### Given exercise
Copy every line of the entries that includes the word "aller".

### Supplied data
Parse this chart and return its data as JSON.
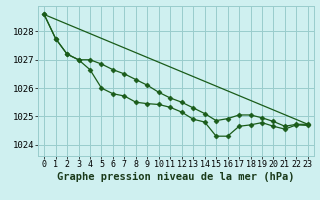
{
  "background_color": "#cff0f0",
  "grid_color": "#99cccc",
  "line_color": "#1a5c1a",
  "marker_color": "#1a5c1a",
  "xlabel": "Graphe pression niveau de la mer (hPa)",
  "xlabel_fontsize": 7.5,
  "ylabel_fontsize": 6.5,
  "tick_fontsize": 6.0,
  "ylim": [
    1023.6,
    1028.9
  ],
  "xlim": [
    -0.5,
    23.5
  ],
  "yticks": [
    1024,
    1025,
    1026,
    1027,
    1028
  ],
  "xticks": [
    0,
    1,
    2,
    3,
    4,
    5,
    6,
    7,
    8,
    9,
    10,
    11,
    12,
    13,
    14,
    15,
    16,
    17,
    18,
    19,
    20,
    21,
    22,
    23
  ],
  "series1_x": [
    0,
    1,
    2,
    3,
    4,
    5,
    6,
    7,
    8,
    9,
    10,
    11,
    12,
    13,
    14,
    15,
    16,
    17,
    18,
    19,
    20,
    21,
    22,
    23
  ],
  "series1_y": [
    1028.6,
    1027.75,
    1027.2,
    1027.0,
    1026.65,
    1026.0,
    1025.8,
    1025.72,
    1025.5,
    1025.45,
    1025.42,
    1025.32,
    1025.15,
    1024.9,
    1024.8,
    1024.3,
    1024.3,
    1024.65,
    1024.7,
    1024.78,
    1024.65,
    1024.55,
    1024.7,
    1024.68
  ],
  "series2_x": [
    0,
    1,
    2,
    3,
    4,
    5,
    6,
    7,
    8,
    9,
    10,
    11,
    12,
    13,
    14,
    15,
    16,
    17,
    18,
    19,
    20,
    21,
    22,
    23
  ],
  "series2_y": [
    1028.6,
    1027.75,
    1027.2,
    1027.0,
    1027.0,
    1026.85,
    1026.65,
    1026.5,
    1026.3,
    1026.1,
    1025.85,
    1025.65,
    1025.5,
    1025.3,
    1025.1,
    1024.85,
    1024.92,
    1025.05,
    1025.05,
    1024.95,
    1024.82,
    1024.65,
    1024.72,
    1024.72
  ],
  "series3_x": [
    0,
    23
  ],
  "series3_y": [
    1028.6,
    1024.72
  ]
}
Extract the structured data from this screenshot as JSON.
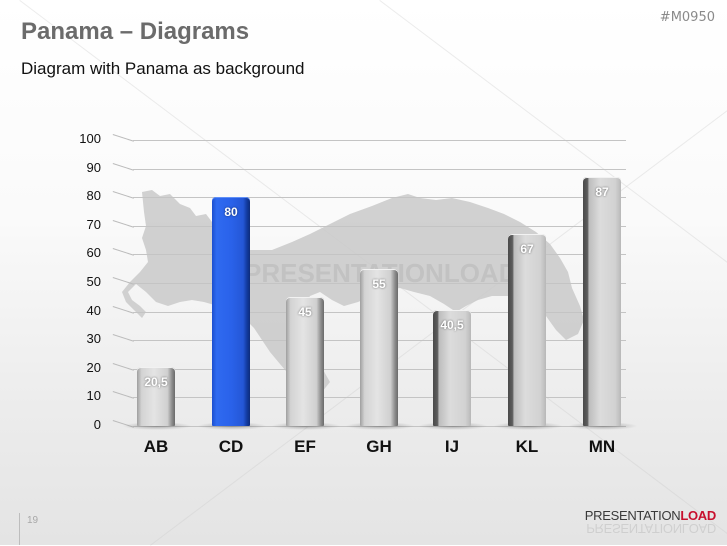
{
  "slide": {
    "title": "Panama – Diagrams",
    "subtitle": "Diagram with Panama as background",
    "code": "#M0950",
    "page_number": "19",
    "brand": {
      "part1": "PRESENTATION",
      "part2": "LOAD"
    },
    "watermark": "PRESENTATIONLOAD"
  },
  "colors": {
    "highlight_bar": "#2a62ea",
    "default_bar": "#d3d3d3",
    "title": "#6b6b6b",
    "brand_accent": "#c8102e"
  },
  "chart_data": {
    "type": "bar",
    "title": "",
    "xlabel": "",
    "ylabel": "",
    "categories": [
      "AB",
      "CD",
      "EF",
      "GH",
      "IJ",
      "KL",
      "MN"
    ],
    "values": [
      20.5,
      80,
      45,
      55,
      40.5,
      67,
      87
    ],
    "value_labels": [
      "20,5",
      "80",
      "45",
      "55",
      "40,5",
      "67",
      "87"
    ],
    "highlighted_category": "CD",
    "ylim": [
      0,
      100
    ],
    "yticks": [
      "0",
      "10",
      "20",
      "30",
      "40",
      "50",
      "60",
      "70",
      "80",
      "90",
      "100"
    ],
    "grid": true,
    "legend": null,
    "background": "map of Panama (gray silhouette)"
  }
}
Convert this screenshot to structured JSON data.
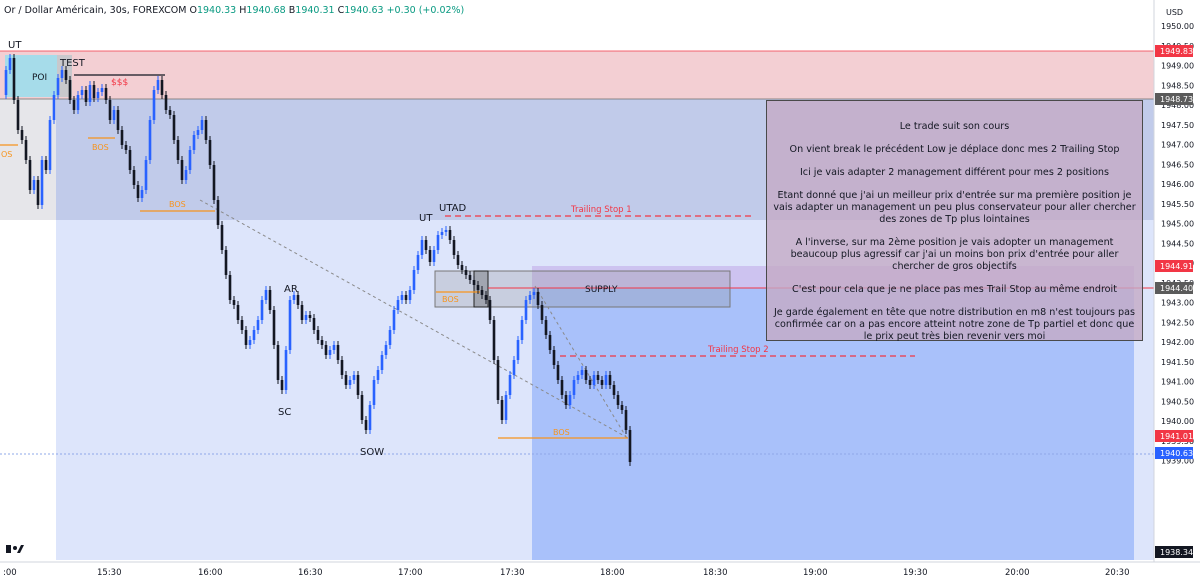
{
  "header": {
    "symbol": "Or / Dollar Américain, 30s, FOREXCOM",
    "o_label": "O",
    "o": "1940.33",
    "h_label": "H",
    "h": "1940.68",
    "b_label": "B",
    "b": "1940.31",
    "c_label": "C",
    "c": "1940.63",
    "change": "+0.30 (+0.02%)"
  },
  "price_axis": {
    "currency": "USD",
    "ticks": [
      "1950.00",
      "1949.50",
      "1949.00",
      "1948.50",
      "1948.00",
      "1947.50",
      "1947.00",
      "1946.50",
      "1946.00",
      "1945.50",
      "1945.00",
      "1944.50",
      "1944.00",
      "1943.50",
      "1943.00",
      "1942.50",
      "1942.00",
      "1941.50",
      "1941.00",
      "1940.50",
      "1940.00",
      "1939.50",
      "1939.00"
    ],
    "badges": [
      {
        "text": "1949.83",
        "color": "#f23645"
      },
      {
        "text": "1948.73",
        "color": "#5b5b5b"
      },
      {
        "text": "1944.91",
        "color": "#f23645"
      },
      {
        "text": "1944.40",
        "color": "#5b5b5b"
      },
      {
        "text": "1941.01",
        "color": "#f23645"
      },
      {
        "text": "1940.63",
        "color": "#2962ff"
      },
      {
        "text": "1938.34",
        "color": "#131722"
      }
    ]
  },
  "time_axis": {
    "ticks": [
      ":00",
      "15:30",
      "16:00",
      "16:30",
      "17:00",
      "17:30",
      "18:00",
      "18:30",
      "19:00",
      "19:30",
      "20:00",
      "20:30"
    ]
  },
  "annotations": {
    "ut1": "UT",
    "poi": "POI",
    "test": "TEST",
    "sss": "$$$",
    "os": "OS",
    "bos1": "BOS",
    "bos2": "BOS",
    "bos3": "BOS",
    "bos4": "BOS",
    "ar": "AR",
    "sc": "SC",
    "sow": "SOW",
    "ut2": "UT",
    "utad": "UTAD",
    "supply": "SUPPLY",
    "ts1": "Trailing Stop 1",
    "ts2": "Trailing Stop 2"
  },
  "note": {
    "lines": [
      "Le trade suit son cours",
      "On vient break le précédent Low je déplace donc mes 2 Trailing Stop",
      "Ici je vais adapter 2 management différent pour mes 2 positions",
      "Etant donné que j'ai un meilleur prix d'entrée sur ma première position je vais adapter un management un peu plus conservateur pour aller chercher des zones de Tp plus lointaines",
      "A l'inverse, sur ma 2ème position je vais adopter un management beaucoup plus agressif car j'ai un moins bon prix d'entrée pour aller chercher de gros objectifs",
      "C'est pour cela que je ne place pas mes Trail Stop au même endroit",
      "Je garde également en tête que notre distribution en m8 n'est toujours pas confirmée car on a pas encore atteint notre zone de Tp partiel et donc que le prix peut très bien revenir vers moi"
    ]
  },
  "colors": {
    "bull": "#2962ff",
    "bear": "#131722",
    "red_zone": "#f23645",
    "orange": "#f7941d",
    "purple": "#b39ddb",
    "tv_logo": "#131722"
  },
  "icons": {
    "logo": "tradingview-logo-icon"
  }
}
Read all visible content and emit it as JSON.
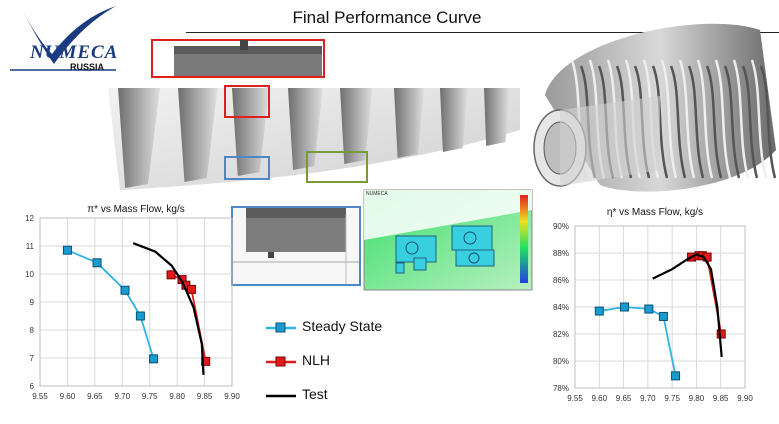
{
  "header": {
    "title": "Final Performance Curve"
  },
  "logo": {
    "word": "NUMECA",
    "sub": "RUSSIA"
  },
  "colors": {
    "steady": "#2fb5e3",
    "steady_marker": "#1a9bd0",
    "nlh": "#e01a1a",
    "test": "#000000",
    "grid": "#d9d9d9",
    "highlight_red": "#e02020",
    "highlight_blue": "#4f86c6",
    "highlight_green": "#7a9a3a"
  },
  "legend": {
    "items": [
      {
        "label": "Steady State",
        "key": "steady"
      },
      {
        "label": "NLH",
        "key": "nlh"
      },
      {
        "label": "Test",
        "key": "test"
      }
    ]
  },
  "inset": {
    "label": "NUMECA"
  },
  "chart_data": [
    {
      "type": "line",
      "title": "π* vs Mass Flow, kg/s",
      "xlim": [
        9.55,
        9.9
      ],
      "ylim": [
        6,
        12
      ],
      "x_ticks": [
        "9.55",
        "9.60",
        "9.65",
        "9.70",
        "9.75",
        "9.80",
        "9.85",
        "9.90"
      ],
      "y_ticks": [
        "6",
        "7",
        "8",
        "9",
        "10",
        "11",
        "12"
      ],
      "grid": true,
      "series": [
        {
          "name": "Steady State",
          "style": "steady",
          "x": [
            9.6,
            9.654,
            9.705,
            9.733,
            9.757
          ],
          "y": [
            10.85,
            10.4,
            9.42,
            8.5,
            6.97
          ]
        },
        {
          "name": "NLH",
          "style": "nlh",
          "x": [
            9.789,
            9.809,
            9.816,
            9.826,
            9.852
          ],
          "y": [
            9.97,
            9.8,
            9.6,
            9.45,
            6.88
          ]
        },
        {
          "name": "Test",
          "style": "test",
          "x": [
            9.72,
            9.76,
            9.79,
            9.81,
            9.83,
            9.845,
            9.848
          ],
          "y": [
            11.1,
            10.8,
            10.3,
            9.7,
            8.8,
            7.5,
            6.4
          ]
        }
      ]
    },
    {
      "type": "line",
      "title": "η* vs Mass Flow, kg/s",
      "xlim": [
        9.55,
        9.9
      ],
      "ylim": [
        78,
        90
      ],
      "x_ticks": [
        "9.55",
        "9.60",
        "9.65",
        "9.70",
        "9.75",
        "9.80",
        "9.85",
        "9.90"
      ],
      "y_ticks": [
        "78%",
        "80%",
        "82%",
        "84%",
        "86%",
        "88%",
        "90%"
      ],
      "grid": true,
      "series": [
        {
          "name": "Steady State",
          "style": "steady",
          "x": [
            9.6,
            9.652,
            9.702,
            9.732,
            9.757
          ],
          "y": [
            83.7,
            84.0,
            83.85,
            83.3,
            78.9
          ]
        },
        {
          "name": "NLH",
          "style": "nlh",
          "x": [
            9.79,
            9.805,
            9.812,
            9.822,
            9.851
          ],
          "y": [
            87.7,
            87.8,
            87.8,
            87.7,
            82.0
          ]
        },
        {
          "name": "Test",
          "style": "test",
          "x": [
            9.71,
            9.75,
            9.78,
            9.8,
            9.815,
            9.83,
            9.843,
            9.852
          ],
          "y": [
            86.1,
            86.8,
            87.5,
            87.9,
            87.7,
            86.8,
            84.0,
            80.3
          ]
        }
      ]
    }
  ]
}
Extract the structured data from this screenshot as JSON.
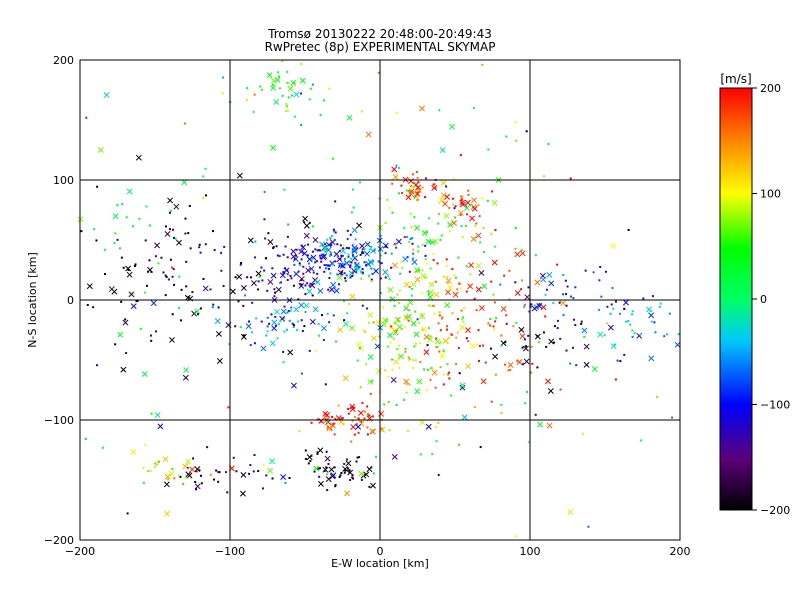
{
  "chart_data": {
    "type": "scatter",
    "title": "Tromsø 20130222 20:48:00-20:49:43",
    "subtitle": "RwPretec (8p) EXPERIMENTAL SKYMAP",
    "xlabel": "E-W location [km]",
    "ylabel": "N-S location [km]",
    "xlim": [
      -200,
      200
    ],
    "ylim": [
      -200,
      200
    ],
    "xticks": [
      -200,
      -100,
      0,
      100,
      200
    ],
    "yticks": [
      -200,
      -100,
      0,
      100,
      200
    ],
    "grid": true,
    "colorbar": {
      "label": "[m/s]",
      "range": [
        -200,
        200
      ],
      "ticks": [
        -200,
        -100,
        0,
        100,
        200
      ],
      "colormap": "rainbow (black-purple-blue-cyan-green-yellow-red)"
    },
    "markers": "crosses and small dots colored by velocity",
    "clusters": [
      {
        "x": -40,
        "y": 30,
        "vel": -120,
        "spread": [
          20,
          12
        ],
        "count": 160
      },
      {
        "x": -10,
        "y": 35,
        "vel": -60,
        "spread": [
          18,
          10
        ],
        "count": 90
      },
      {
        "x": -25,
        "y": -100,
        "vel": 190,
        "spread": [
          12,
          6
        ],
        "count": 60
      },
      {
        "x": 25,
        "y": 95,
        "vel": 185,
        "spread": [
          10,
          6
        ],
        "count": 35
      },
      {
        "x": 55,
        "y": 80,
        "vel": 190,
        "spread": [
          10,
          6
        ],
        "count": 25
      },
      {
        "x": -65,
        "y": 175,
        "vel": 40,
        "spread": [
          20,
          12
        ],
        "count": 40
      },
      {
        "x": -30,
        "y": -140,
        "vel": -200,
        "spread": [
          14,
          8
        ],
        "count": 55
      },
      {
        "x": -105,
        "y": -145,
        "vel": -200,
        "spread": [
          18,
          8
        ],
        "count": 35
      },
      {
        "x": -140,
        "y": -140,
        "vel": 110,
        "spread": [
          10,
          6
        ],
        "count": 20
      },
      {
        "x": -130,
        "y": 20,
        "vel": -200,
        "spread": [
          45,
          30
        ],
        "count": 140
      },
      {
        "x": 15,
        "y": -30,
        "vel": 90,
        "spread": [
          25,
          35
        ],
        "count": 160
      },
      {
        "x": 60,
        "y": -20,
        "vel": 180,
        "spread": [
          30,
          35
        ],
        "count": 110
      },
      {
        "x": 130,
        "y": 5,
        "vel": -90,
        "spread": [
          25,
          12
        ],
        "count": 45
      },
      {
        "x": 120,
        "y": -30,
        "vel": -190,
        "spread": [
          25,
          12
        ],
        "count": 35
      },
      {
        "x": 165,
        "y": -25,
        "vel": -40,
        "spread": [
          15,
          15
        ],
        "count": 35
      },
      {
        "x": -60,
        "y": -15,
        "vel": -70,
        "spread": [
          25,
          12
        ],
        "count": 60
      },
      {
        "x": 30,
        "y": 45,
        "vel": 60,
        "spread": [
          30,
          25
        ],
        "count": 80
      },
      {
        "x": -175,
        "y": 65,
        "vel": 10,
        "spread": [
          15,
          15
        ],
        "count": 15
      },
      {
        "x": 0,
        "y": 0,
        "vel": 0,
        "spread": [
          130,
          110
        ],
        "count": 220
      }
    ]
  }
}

### Written solution
      "Etant donné que j'ai un meilleur prix d'entrée sur ma première position je vais adapter un management un peu plus conservateur pour aller chercher des zones de Tp plus lointaines",
      "A l'inverse, sur ma 2ème position je vais adopter un management beaucoup plus agressif car j'ai un moins bon prix d'entrée pour aller chercher de gros objectifs",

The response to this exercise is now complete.